■ Given instruction
Reproduce the listing that follows with no differences at all.

#####

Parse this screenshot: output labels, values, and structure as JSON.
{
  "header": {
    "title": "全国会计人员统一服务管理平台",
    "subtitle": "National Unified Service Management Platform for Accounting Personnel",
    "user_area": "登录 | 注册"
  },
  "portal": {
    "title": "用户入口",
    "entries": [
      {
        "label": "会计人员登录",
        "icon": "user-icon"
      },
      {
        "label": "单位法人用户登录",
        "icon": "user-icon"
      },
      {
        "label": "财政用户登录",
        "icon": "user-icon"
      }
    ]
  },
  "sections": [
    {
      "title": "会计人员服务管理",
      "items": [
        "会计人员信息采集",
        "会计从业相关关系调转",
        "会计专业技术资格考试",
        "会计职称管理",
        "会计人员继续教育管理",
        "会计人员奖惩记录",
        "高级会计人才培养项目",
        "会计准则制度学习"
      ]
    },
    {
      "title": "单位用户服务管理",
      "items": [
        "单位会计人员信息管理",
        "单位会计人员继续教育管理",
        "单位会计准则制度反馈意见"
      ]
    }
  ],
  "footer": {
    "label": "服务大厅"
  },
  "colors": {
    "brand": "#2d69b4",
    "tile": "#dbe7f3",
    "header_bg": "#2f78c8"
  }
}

#####

■ The response
Parse this screenshot: output labels, values, and structure as JSON.
{
  "header": {
    "title": "全国会计人员统一服务管理平台",
    "subtitle": "National Unified Service Management Platform for Accounting Personnel",
    "user_area": "登录 | 注册"
  },
  "portal": {
    "title": "用户入口",
    "entries": [
      {
        "label": "会计人员登录",
        "icon": "user-icon"
      },
      {
        "label": "单位法人用户登录",
        "icon": "user-icon"
      },
      {
        "label": "财政用户登录",
        "icon": "user-icon"
      }
    ]
  },
  "sections": [
    {
      "title": "会计人员服务管理",
      "items": [
        "会计人员信息采集",
        "会计从业相关关系调转",
        "会计专业技术资格考试",
        "会计职称管理",
        "会计人员继续教育管理",
        "会计人员奖惩记录",
        "高级会计人才培养项目",
        "会计准则制度学习"
      ]
    },
    {
      "title": "单位用户服务管理",
      "items": [
        "单位会计人员信息管理",
        "单位会计人员继续教育管理",
        "单位会计准则制度反馈意见"
      ]
    }
  ],
  "footer": {
    "label": "服务大厅"
  },
  "colors": {
    "brand": "#2d69b4",
    "tile": "#dbe7f3",
    "header_bg": "#2f78c8"
  }
}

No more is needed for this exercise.